* REQUIREMENTS
Copy out the entries in full and with complete accuracy; pictures are excluded.

* RECORDED INFORMATION
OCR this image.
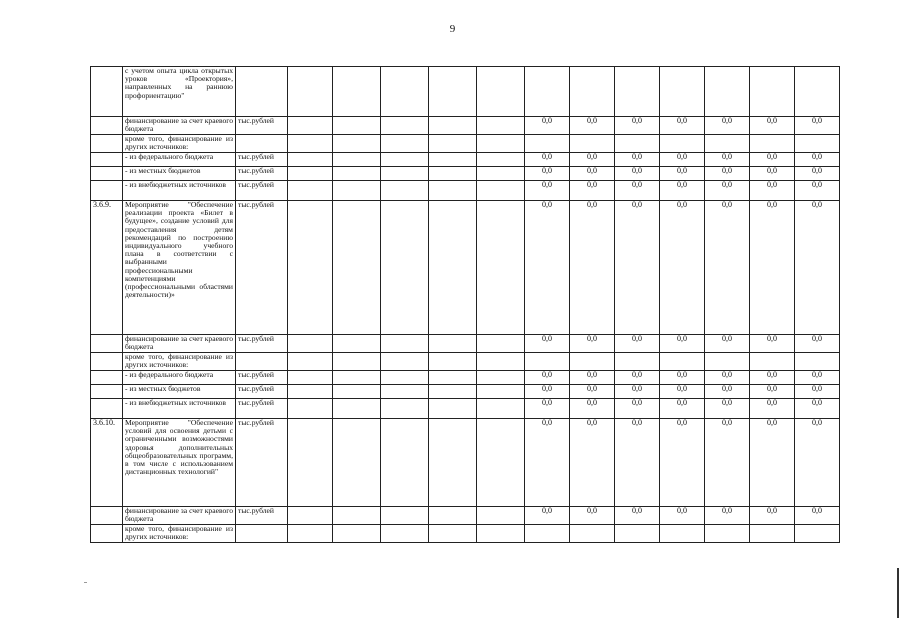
9
	с учетом опыта цикла открытых уроков «Проектория», направленных на раннюю профориентацию"													
	финансирование за счет краевого бюджета	тыс.рублей						0,0	0,0	0,0	0,0	0,0	0,0	0,0
	кроме того, финансирование из других источников:													
	- из федерального бюджета	тыс.рублей						0,0	0,0	0,0	0,0	0,0	0,0	0,0
	- из местных бюджетов	тыс.рублей						0,0	0,0	0,0	0,0	0,0	0,0	0,0
	- из внебюджетных источников	тыс.рублей						0,0	0,0	0,0	0,0	0,0	0,0	0,0
3.6.9.	Мероприятие "Обеспечение реализации проекта «Билет в будущее», создание условий для предоставления детям рекомендаций по построению индивидуального учебного плана в соответствии с выбранными профессиональными компетенциями (профессиональными областями деятельности)»	тыс.рублей						0,0	0,0	0,0	0,0	0,0	0,0	0,0
	финансирование за счет краевого бюджета	тыс.рублей						0,0	0,0	0,0	0,0	0,0	0,0	0,0
	кроме того, финансирование из других источников:													
	- из федерального бюджета	тыс.рублей						0,0	0,0	0,0	0,0	0,0	0,0	0,0
	- из местных бюджетов	тыс.рублей						0,0	0,0	0,0	0,0	0,0	0,0	0,0
	- из внебюджетных источников	тыс.рублей						0,0	0,0	0,0	0,0	0,0	0,0	0,0
3.6.10.	Мероприятие "Обеспечение условий для освоения детьми с ограниченными возможностями здоровья дополнительных общеобразовательных программ, в том числе с использованием дистанционных технологий"	тыс.рублей						0,0	0,0	0,0	0,0	0,0	0,0	0,0
	финансирование за счет краевого бюджета	тыс.рублей						0,0	0,0	0,0	0,0	0,0	0,0	0,0
	кроме того, финансирование из других источников:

* WRITTEN REPLY
OCR this image.
9
	с учетом опыта цикла открытых уроков «Проектория», направленных на раннюю профориентацию"													
	финансирование за счет краевого бюджета	тыс.рублей						0,0	0,0	0,0	0,0	0,0	0,0	0,0
	кроме того, финансирование из других источников:													
	- из федерального бюджета	тыс.рублей						0,0	0,0	0,0	0,0	0,0	0,0	0,0
	- из местных бюджетов	тыс.рублей						0,0	0,0	0,0	0,0	0,0	0,0	0,0
	- из внебюджетных источников	тыс.рублей						0,0	0,0	0,0	0,0	0,0	0,0	0,0
3.6.9.	Мероприятие "Обеспечение реализации проекта «Билет в будущее», создание условий для предоставления детям рекомендаций по построению индивидуального учебного плана в соответствии с выбранными профессиональными компетенциями (профессиональными областями деятельности)»	тыс.рублей						0,0	0,0	0,0	0,0	0,0	0,0	0,0
	финансирование за счет краевого бюджета	тыс.рублей						0,0	0,0	0,0	0,0	0,0	0,0	0,0
	кроме того, финансирование из других источников:													
	- из федерального бюджета	тыс.рублей						0,0	0,0	0,0	0,0	0,0	0,0	0,0
	- из местных бюджетов	тыс.рублей						0,0	0,0	0,0	0,0	0,0	0,0	0,0
	- из внебюджетных источников	тыс.рублей						0,0	0,0	0,0	0,0	0,0	0,0	0,0
3.6.10.	Мероприятие "Обеспечение условий для освоения детьми с ограниченными возможностями здоровья дополнительных общеобразовательных программ, в том числе с использованием дистанционных технологий"	тыс.рублей						0,0	0,0	0,0	0,0	0,0	0,0	0,0
	финансирование за счет краевого бюджета	тыс.рублей						0,0	0,0	0,0	0,0	0,0	0,0	0,0
	кроме того, финансирование из других источников:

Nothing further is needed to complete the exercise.